→ **Work to do**
Type out, word for word, the part of the thread on the second-order ODE between "I was wondering" and "of the calculus.", inclusive.

→ **Given passage**

How to find the general solutions of the following second-order ODE?

Question

I was wondering if there is a general solution of the following second-order homogeneous ODE.

$$ ty''(t)+(2-t)y'(t)=(1+\frac{\lambda}{t})y(t)\quad t>0 $$ where $\lambda$ is a positive constant.

Answer 1

$$ ty''(t)+(2-t)y'(t)=(1+\frac{\lambda}{t})y(t)\quad t>0 $$ HINT :

This looks like an ODE of the Bessel kind, but generalized. This draw us to try a change of function such as : $$y(t)=t^pe^{qt}z(t)$$ Compute $y'(t)$ and $y''(t)$. Put them into the ODE. Then determine the parameters $p,q,c$ such as the equation becomes on the form of a Bessel equation. Of course, this is an arduous calculus. This leads to : $$t^2z''+\left(2(p+1)t+(2q-1)t^2 \right)z'+\left((q-1)qt^2+(2q-p+2pq-1)t-\lambda+p(p+1) \right)z=0$$ To be checked. Nor quite sure of the calculus.

On can see that a simplification occurs with $$q=\frac12 \quad\text{and}\quad p=-\frac12$$ $$t^2z''+tz'-\frac14\left(t^2+4\lambda+1 \right)z=0$$ $$z(t)=c_1\text{I}_{\sqrt{\lambda+\frac14}}\left(\frac{t}{2}\right)+c_2\text{K}_{\sqrt{\lambda+\frac14}}\left(\frac{t}{2}\right)$$ I and K denote the modified Bessel functions of first and second kind. $$y(t)=c_1t^{-1/2}e^{t/2}\text{I}_{\sqrt{\lambda+\frac14}}\left(\frac{t}{2}\right)+c_2t^{-1/2}e^{t/2}\text{K}_{\sqrt{\lambda+\frac14}}\left(\frac{t}{2}\right)$$

Answer 2

Hint:

$ty''+(2-t)y'=\left(1+\dfrac{\lambda}{t}\right)y$

$t^2y''+(2t-t^2)y'-(t+\lambda)y=0$

Let $y=e^{at}u$ ,

Then $y'=e^{at}u'+ae^{at}u$

$y''=e^{at}u''+ae^{at}u'+ae^{at}u'+a^2e^{at}u=e^{at}u''+2ae^{at}u'+a^2e^{at}u$

$\therefore t^2(e^{at}u''+2ae^{at}u'+a^2e^{at}u)+(2t-t^2)(e^{at}u'+ae^{at}u)-(t+\lambda)e^{at}u=0$

$t^2u''+((2a-1)t^2+2t)u'+(a(a-1)t^2+(2a-1)t-\lambda)u=0$

Choose $2a-1=0$ , i.e. $a=\dfrac{1}{2}$ , the ODE becomes

$t^2u''+2tu'-\left(\dfrac{t^2}{4}+\lambda\right)u=0$

→ **Dataset content**
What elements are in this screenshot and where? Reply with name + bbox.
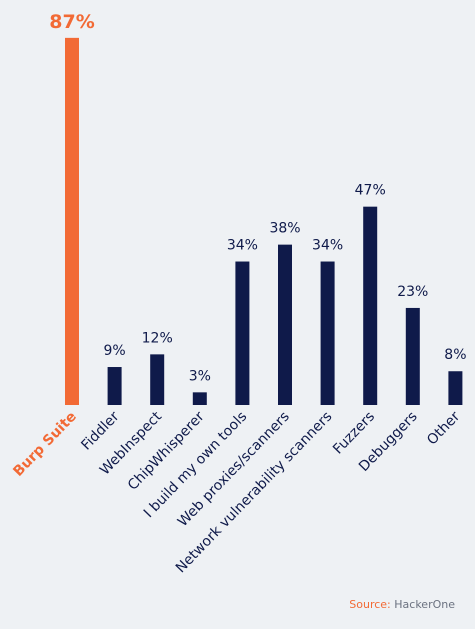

→ **Solved exercise**
I was wondering if there is a general solution of the following second-order homogeneous ODE.

$$ ty''(t)+(2-t)y'(t)=(1+\frac{\lambda}{t})y(t)\quad t>0 $$ where $\lambda$ is a positive constant.

Answer 1

$$ ty''(t)+(2-t)y'(t)=(1+\frac{\lambda}{t})y(t)\quad t>0 $$ HINT :

This looks like an ODE of the Bessel kind, but generalized. This draw us to try a change of function such as : $$y(t)=t^pe^{qt}z(t)$$ Compute $y'(t)$ and $y''(t)$. Put them into the ODE. Then determine the parameters $p,q,c$ such as the equation becomes on the form of a Bessel equation. Of course, this is an arduous calculus. This leads to : $$t^2z''+\left(2(p+1)t+(2q-1)t^2 \right)z'+\left((q-1)qt^2+(2q-p+2pq-1)t-\lambda+p(p+1) \right)z=0$$ To be checked. Nor quite sure of the calculus.